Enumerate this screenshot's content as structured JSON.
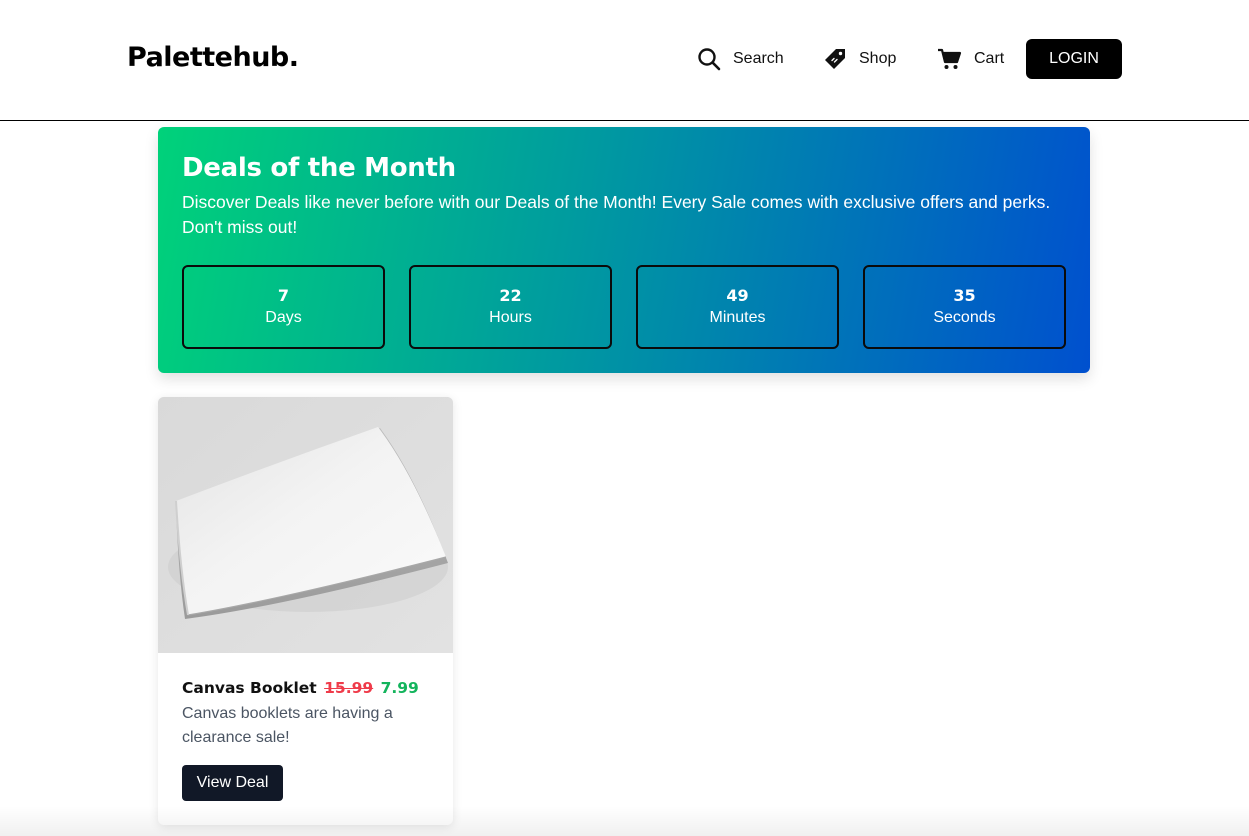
{
  "header": {
    "logo": "Palettehub.",
    "nav": {
      "search": {
        "label": "Search",
        "icon": "search-icon"
      },
      "shop": {
        "label": "Shop",
        "icon": "tag-icon"
      },
      "cart": {
        "label": "Cart",
        "icon": "cart-icon"
      }
    },
    "login_label": "LOGIN"
  },
  "banner": {
    "title": "Deals of the Month",
    "description": "Discover Deals like never before with our Deals of the Month! Every Sale comes with exclusive offers and perks. Don't miss out!",
    "countdown": [
      {
        "value": "7",
        "unit": "Days"
      },
      {
        "value": "22",
        "unit": "Hours"
      },
      {
        "value": "49",
        "unit": "Minutes"
      },
      {
        "value": "35",
        "unit": "Seconds"
      }
    ],
    "gradient_colors": [
      "#00d27a",
      "#0050cf"
    ]
  },
  "deals": [
    {
      "name": "Canvas Booklet",
      "old_price": "15.99",
      "new_price": "7.99",
      "description": "Canvas booklets are having a clearance sale!",
      "button_label": "View Deal",
      "image": "booklet-image"
    }
  ],
  "colors": {
    "old_price": "#ef3b4a",
    "new_price": "#13b45c",
    "button": "#111827"
  }
}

# # # #

*WORK TO DO*: Look through the entries and return every line where "icon" appears.

*ANSWER FOR THE TASK*:
        "icon": "search-icon"
        "icon": "tag-icon"
        "icon": "cart-icon"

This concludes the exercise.